## Begin
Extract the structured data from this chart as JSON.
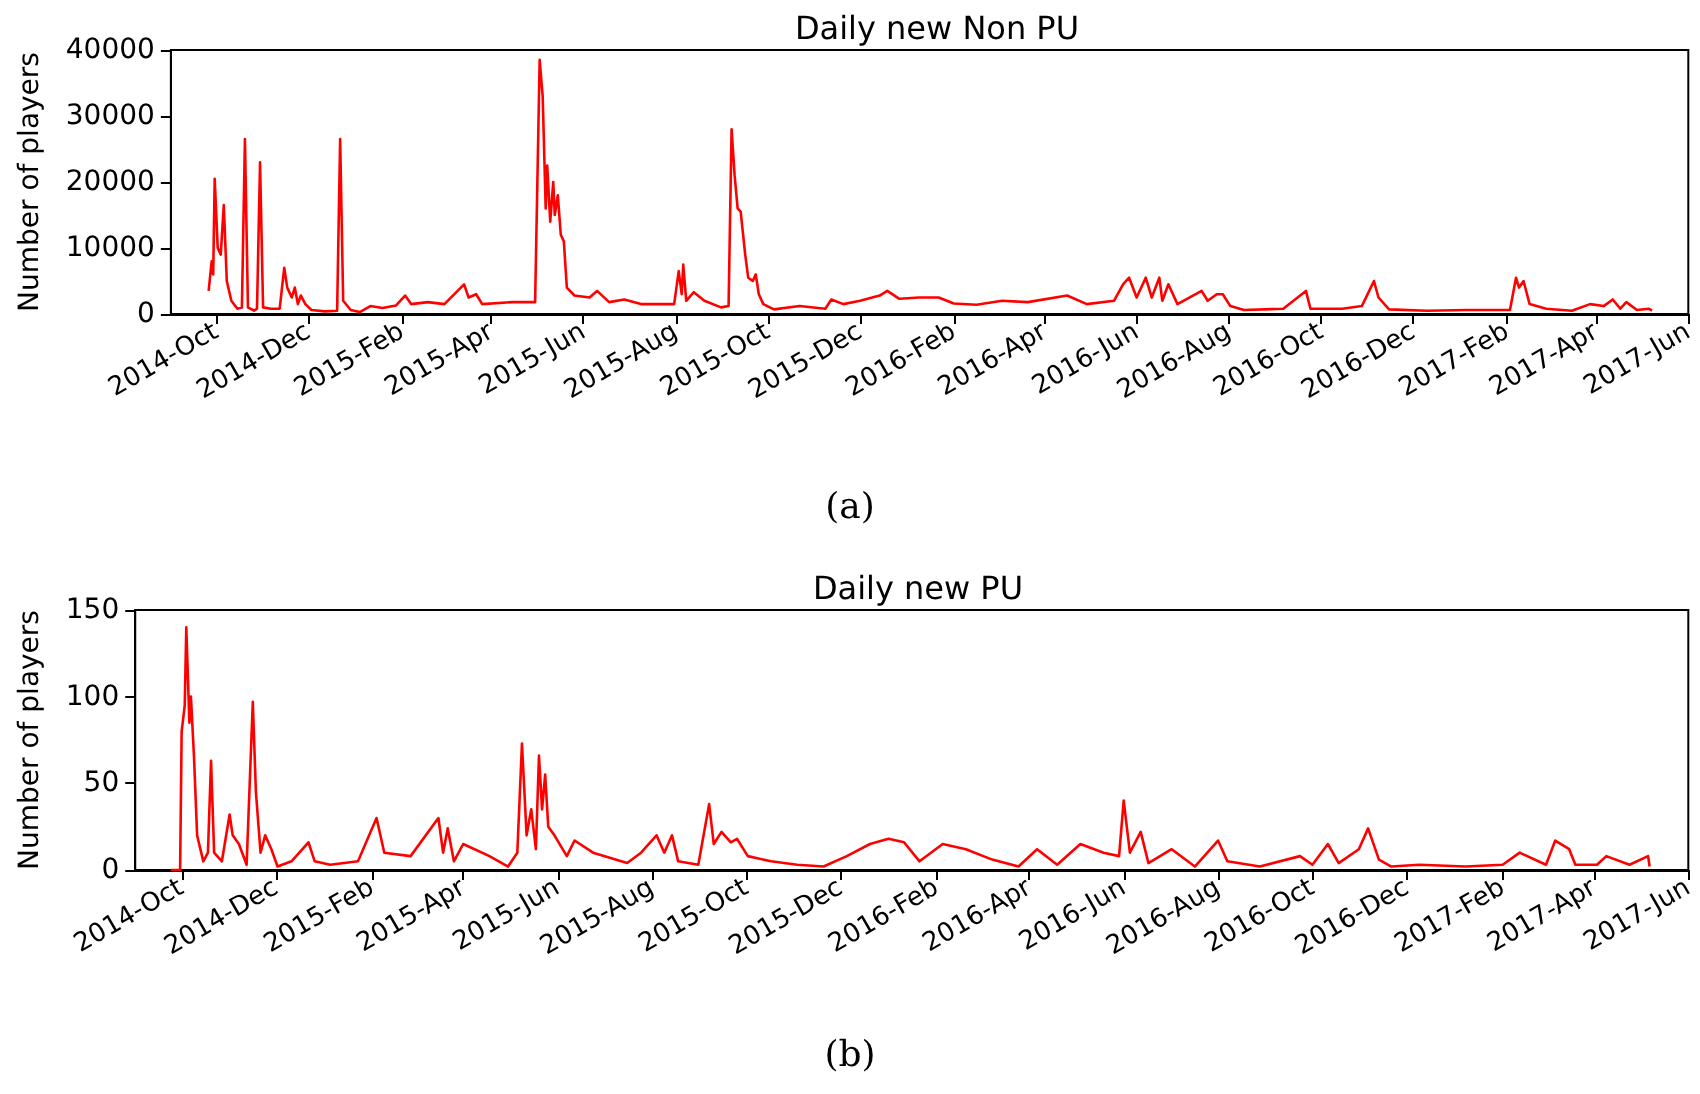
{
  "chart_data": [
    {
      "type": "line",
      "title": "Daily new Non PU",
      "ylabel": "Number of players",
      "annotations": [
        "(a)"
      ],
      "xlim": [
        "2014-09-01",
        "2017-06-01"
      ],
      "ylim": [
        0,
        40000
      ],
      "yticks": [
        0,
        10000,
        20000,
        30000,
        40000
      ],
      "xticks": [
        {
          "value": "2014-10-01",
          "label": "2014-Oct"
        },
        {
          "value": "2014-12-01",
          "label": "2014-Dec"
        },
        {
          "value": "2015-02-01",
          "label": "2015-Feb"
        },
        {
          "value": "2015-04-01",
          "label": "2015-Apr"
        },
        {
          "value": "2015-06-01",
          "label": "2015-Jun"
        },
        {
          "value": "2015-08-01",
          "label": "2015-Aug"
        },
        {
          "value": "2015-10-01",
          "label": "2015-Oct"
        },
        {
          "value": "2015-12-01",
          "label": "2015-Dec"
        },
        {
          "value": "2016-02-01",
          "label": "2016-Feb"
        },
        {
          "value": "2016-04-01",
          "label": "2016-Apr"
        },
        {
          "value": "2016-06-01",
          "label": "2016-Jun"
        },
        {
          "value": "2016-08-01",
          "label": "2016-Aug"
        },
        {
          "value": "2016-10-01",
          "label": "2016-Oct"
        },
        {
          "value": "2016-12-01",
          "label": "2016-Dec"
        },
        {
          "value": "2017-02-01",
          "label": "2017-Feb"
        },
        {
          "value": "2017-04-01",
          "label": "2017-Apr"
        },
        {
          "value": "2017-06-01",
          "label": "2017-Jun"
        }
      ],
      "grid": false,
      "marker": "none",
      "line_style": "solid",
      "series": [
        {
          "color": "#ff0000",
          "x": [
            "2014-09-26",
            "2014-09-28",
            "2014-09-29",
            "2014-09-30",
            "2014-10-02",
            "2014-10-04",
            "2014-10-06",
            "2014-10-08",
            "2014-10-11",
            "2014-10-15",
            "2014-10-18",
            "2014-10-20",
            "2014-10-22",
            "2014-10-26",
            "2014-10-28",
            "2014-10-30",
            "2014-11-01",
            "2014-11-06",
            "2014-11-12",
            "2014-11-15",
            "2014-11-17",
            "2014-11-20",
            "2014-11-22",
            "2014-11-24",
            "2014-11-26",
            "2014-11-29",
            "2014-12-03",
            "2014-12-12",
            "2014-12-20",
            "2014-12-22",
            "2014-12-24",
            "2014-12-29",
            "2015-01-04",
            "2015-01-11",
            "2015-01-19",
            "2015-01-28",
            "2015-02-03",
            "2015-02-07",
            "2015-02-18",
            "2015-03-01",
            "2015-03-14",
            "2015-03-17",
            "2015-03-22",
            "2015-03-26",
            "2015-04-15",
            "2015-04-30",
            "2015-05-03",
            "2015-05-05",
            "2015-05-07",
            "2015-05-08",
            "2015-05-10",
            "2015-05-12",
            "2015-05-13",
            "2015-05-15",
            "2015-05-17",
            "2015-05-19",
            "2015-05-21",
            "2015-05-26",
            "2015-06-05",
            "2015-06-10",
            "2015-06-18",
            "2015-06-28",
            "2015-07-09",
            "2015-07-20",
            "2015-07-31",
            "2015-08-03",
            "2015-08-05",
            "2015-08-06",
            "2015-08-08",
            "2015-08-13",
            "2015-08-20",
            "2015-08-31",
            "2015-09-05",
            "2015-09-07",
            "2015-09-09",
            "2015-09-11",
            "2015-09-13",
            "2015-09-16",
            "2015-09-18",
            "2015-09-21",
            "2015-09-23",
            "2015-09-25",
            "2015-09-28",
            "2015-10-05",
            "2015-10-22",
            "2015-11-08",
            "2015-11-12",
            "2015-11-20",
            "2015-12-01",
            "2015-12-14",
            "2015-12-19",
            "2015-12-27",
            "2016-01-09",
            "2016-01-22",
            "2016-02-01",
            "2016-02-16",
            "2016-03-04",
            "2016-03-21",
            "2016-04-16",
            "2016-04-29",
            "2016-05-17",
            "2016-05-23",
            "2016-05-27",
            "2016-06-01",
            "2016-06-07",
            "2016-06-11",
            "2016-06-16",
            "2016-06-18",
            "2016-06-22",
            "2016-06-28",
            "2016-07-14",
            "2016-07-18",
            "2016-07-24",
            "2016-07-28",
            "2016-08-02",
            "2016-08-11",
            "2016-09-06",
            "2016-09-21",
            "2016-09-24",
            "2016-10-15",
            "2016-10-28",
            "2016-11-05",
            "2016-11-08",
            "2016-11-15",
            "2016-12-10",
            "2017-01-05",
            "2017-02-03",
            "2017-02-07",
            "2017-02-09",
            "2017-02-12",
            "2017-02-16",
            "2017-02-27",
            "2017-03-16",
            "2017-03-28",
            "2017-04-06",
            "2017-04-12",
            "2017-04-17",
            "2017-04-21",
            "2017-04-28",
            "2017-05-06",
            "2017-05-08"
          ],
          "values": [
            3500,
            8000,
            6000,
            20500,
            10000,
            9000,
            16500,
            5000,
            2000,
            800,
            1000,
            26500,
            1000,
            500,
            800,
            23000,
            1000,
            800,
            800,
            7000,
            4000,
            2500,
            4000,
            1500,
            2800,
            1500,
            600,
            400,
            500,
            26500,
            2000,
            600,
            300,
            1200,
            900,
            1300,
            2800,
            1500,
            1800,
            1500,
            4500,
            2500,
            3000,
            1500,
            1800,
            1800,
            38500,
            33000,
            16000,
            22500,
            14000,
            20000,
            15000,
            18000,
            12000,
            11000,
            4000,
            2800,
            2500,
            3500,
            1800,
            2200,
            1500,
            1500,
            1500,
            6500,
            3000,
            7500,
            2000,
            3300,
            2000,
            1000,
            1200,
            28000,
            21000,
            16000,
            15500,
            9000,
            5500,
            5000,
            6000,
            3000,
            1500,
            700,
            1200,
            800,
            2200,
            1500,
            2000,
            2800,
            3500,
            2300,
            2500,
            2500,
            1600,
            1400,
            2000,
            1800,
            2800,
            1500,
            2000,
            4500,
            5500,
            2500,
            5500,
            2500,
            5500,
            2000,
            4500,
            1500,
            3500,
            2000,
            3000,
            3000,
            1200,
            600,
            800,
            3500,
            800,
            800,
            1200,
            5000,
            2500,
            700,
            500,
            600,
            600,
            5500,
            4000,
            5000,
            1500,
            800,
            500,
            1500,
            1200,
            2200,
            800,
            1800,
            600,
            800,
            500
          ]
        }
      ]
    },
    {
      "type": "line",
      "title": "Daily new PU",
      "ylabel": "Number of players",
      "annotations": [
        "(b)"
      ],
      "xlim": [
        "2014-09-01",
        "2017-06-01"
      ],
      "ylim": [
        0,
        150
      ],
      "yticks": [
        0,
        50,
        100,
        150
      ],
      "xticks": [
        {
          "value": "2014-10-01",
          "label": "2014-Oct"
        },
        {
          "value": "2014-12-01",
          "label": "2014-Dec"
        },
        {
          "value": "2015-02-01",
          "label": "2015-Feb"
        },
        {
          "value": "2015-04-01",
          "label": "2015-Apr"
        },
        {
          "value": "2015-06-01",
          "label": "2015-Jun"
        },
        {
          "value": "2015-08-01",
          "label": "2015-Aug"
        },
        {
          "value": "2015-10-01",
          "label": "2015-Oct"
        },
        {
          "value": "2015-12-01",
          "label": "2015-Dec"
        },
        {
          "value": "2016-02-01",
          "label": "2016-Feb"
        },
        {
          "value": "2016-04-01",
          "label": "2016-Apr"
        },
        {
          "value": "2016-06-01",
          "label": "2016-Jun"
        },
        {
          "value": "2016-08-01",
          "label": "2016-Aug"
        },
        {
          "value": "2016-10-01",
          "label": "2016-Oct"
        },
        {
          "value": "2016-12-01",
          "label": "2016-Dec"
        },
        {
          "value": "2017-02-01",
          "label": "2017-Feb"
        },
        {
          "value": "2017-04-01",
          "label": "2017-Apr"
        },
        {
          "value": "2017-06-01",
          "label": "2017-Jun"
        }
      ],
      "grid": false,
      "marker": "none",
      "line_style": "solid",
      "series": [
        {
          "color": "#ff0000",
          "x": [
            "2014-09-24",
            "2014-09-30",
            "2014-10-01",
            "2014-10-03",
            "2014-10-04",
            "2014-10-06",
            "2014-10-07",
            "2014-10-09",
            "2014-10-11",
            "2014-10-15",
            "2014-10-18",
            "2014-10-20",
            "2014-10-22",
            "2014-10-27",
            "2014-11-01",
            "2014-11-03",
            "2014-11-07",
            "2014-11-12",
            "2014-11-16",
            "2014-11-18",
            "2014-11-21",
            "2014-11-24",
            "2014-11-28",
            "2014-12-02",
            "2014-12-11",
            "2014-12-22",
            "2014-12-26",
            "2015-01-05",
            "2015-01-23",
            "2015-02-04",
            "2015-02-09",
            "2015-02-26",
            "2015-03-16",
            "2015-03-19",
            "2015-03-22",
            "2015-03-26",
            "2015-04-01",
            "2015-04-18",
            "2015-04-30",
            "2015-05-06",
            "2015-05-09",
            "2015-05-12",
            "2015-05-15",
            "2015-05-18",
            "2015-05-20",
            "2015-05-22",
            "2015-05-24",
            "2015-05-26",
            "2015-05-30",
            "2015-06-07",
            "2015-06-12",
            "2015-06-24",
            "2015-07-16",
            "2015-07-25",
            "2015-08-04",
            "2015-08-09",
            "2015-08-14",
            "2015-08-18",
            "2015-08-31",
            "2015-09-07",
            "2015-09-10",
            "2015-09-15",
            "2015-09-21",
            "2015-09-25",
            "2015-10-02",
            "2015-10-17",
            "2015-11-03",
            "2015-11-20",
            "2015-12-05",
            "2015-12-20",
            "2016-01-01",
            "2016-01-11",
            "2016-01-21",
            "2016-02-05",
            "2016-02-20",
            "2016-03-08",
            "2016-03-25",
            "2016-04-06",
            "2016-04-19",
            "2016-05-04",
            "2016-05-19",
            "2016-05-29",
            "2016-06-01",
            "2016-06-05",
            "2016-06-12",
            "2016-06-17",
            "2016-07-02",
            "2016-07-17",
            "2016-08-01",
            "2016-08-07",
            "2016-08-28",
            "2016-09-23",
            "2016-10-01",
            "2016-10-11",
            "2016-10-18",
            "2016-10-31",
            "2016-11-06",
            "2016-11-13",
            "2016-11-21",
            "2016-12-09",
            "2017-01-08",
            "2017-02-01",
            "2017-02-12",
            "2017-03-01",
            "2017-03-07",
            "2017-03-16",
            "2017-03-20",
            "2017-04-03",
            "2017-04-09",
            "2017-04-24",
            "2017-05-06",
            "2017-05-07"
          ],
          "values": [
            0,
            0,
            80,
            95,
            140,
            85,
            100,
            65,
            20,
            5,
            10,
            63,
            10,
            5,
            32,
            20,
            15,
            3,
            97,
            45,
            10,
            20,
            12,
            2,
            5,
            16,
            5,
            3,
            5,
            30,
            10,
            8,
            30,
            10,
            24,
            5,
            15,
            8,
            2,
            10,
            73,
            20,
            35,
            12,
            66,
            35,
            55,
            25,
            20,
            8,
            17,
            10,
            4,
            10,
            20,
            10,
            20,
            5,
            3,
            38,
            15,
            22,
            16,
            18,
            8,
            5,
            3,
            2,
            8,
            15,
            18,
            16,
            5,
            15,
            12,
            6,
            2,
            12,
            3,
            15,
            10,
            8,
            40,
            10,
            22,
            4,
            12,
            2,
            17,
            5,
            2,
            8,
            3,
            15,
            4,
            12,
            24,
            6,
            2,
            3,
            2,
            3,
            10,
            3,
            17,
            12,
            3,
            3,
            8,
            3,
            8,
            2
          ]
        }
      ]
    }
  ]
}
## End
GOAL =>
Copy out every line from the data above that has "Daily" in it.

EXERCISE RESPONSE =>
      "title": "Daily new Non PU",
      "title": "Daily new PU",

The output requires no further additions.